— Start PROVIDED RECORDS —
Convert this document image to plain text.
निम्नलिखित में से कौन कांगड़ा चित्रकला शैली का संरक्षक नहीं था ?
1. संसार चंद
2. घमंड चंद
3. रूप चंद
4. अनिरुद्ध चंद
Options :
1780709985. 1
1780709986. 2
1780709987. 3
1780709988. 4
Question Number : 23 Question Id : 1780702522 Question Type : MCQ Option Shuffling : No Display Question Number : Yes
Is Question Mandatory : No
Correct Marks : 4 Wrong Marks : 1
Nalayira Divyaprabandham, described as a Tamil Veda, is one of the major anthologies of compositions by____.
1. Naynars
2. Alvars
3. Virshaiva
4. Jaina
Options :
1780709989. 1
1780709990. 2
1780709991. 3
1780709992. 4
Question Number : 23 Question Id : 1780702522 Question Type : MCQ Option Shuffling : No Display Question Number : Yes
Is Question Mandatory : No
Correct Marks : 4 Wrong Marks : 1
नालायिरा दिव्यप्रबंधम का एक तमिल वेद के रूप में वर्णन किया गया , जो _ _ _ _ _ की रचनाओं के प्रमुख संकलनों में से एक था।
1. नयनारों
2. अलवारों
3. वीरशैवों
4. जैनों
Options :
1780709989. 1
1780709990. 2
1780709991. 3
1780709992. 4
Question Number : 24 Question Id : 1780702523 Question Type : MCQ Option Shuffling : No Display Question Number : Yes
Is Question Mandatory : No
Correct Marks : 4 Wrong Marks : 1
— End PROVIDED RECORDS —
*WORK TO BE COMPLETED:* All of the entries above must be quoted exactly.

*SOLUTION TO THE EXERCISE:*
Convert this document image to plain text.
निम्नलिखित में से कौन कांगड़ा चित्रकला शैली का संरक्षक नहीं था ?
1. संसार चंद
2. घमंड चंद
3. रूप चंद
4. अनिरुद्ध चंद
Options :
1780709985. 1
1780709986. 2
1780709987. 3
1780709988. 4
Question Number : 23 Question Id : 1780702522 Question Type : MCQ Option Shuffling : No Display Question Number : Yes
Is Question Mandatory : No
Correct Marks : 4 Wrong Marks : 1
Nalayira Divyaprabandham, described as a Tamil Veda, is one of the major anthologies of compositions by____.
1. Naynars
2. Alvars
3. Virshaiva
4. Jaina
Options :
1780709989. 1
1780709990. 2
1780709991. 3
1780709992. 4
Question Number : 23 Question Id : 1780702522 Question Type : MCQ Option Shuffling : No Display Question Number : Yes
Is Question Mandatory : No
Correct Marks : 4 Wrong Marks : 1
नालायिरा दिव्यप्रबंधम का एक तमिल वेद के रूप में वर्णन किया गया , जो _ _ _ _ _ की रचनाओं के प्रमुख संकलनों में से एक था।
1. नयनारों
2. अलवारों
3. वीरशैवों
4. जैनों
Options :
1780709989. 1
1780709990. 2
1780709991. 3
1780709992. 4
Question Number : 24 Question Id : 1780702523 Question Type : MCQ Option Shuffling : No Display Question Number : Yes
Is Question Mandatory : No
Correct Marks : 4 Wrong Marks : 1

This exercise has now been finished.